» **Records**
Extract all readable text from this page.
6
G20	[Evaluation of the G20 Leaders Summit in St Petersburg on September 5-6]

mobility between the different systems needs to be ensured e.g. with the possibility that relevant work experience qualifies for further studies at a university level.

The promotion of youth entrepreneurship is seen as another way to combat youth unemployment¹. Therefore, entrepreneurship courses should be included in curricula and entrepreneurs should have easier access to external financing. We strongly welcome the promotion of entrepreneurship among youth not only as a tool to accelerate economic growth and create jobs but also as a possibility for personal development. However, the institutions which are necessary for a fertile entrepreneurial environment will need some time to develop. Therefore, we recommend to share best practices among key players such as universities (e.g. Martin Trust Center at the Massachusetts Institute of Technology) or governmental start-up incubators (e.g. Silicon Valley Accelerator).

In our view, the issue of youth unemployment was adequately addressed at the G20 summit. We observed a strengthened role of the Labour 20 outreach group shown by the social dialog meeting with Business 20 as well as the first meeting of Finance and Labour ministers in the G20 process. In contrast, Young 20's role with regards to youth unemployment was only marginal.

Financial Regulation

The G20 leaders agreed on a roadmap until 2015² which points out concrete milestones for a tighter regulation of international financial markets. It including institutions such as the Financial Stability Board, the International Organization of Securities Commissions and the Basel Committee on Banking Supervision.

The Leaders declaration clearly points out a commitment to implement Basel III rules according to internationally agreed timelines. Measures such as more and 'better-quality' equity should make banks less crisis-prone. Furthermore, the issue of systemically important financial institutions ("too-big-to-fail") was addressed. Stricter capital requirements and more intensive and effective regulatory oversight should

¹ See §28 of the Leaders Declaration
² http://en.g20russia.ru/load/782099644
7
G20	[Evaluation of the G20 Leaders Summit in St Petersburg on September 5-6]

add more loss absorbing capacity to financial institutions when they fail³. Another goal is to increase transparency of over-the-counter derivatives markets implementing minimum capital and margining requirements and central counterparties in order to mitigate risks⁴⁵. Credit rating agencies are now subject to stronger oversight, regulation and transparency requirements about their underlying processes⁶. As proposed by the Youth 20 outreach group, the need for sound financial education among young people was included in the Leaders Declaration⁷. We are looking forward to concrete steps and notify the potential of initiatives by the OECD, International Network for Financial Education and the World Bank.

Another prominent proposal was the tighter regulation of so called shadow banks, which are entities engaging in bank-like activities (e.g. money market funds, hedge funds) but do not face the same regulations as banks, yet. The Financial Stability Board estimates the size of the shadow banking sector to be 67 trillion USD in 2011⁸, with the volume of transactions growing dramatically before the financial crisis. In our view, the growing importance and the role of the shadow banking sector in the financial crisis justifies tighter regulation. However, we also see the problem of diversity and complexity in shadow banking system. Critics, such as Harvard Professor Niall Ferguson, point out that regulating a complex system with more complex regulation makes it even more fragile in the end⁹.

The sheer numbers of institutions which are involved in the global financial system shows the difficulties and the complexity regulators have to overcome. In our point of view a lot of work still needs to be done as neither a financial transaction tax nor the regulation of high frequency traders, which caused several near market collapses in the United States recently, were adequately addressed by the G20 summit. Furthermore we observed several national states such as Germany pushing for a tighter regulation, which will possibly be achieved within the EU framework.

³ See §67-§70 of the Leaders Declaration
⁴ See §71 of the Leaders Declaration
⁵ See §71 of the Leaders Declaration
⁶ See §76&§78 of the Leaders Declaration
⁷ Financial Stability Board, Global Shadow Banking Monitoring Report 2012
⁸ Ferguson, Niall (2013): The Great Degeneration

» **Work to complete**
Check each line in the listing above for the string "among", then report how many lines contain it, with no other text.

» **The solution**
2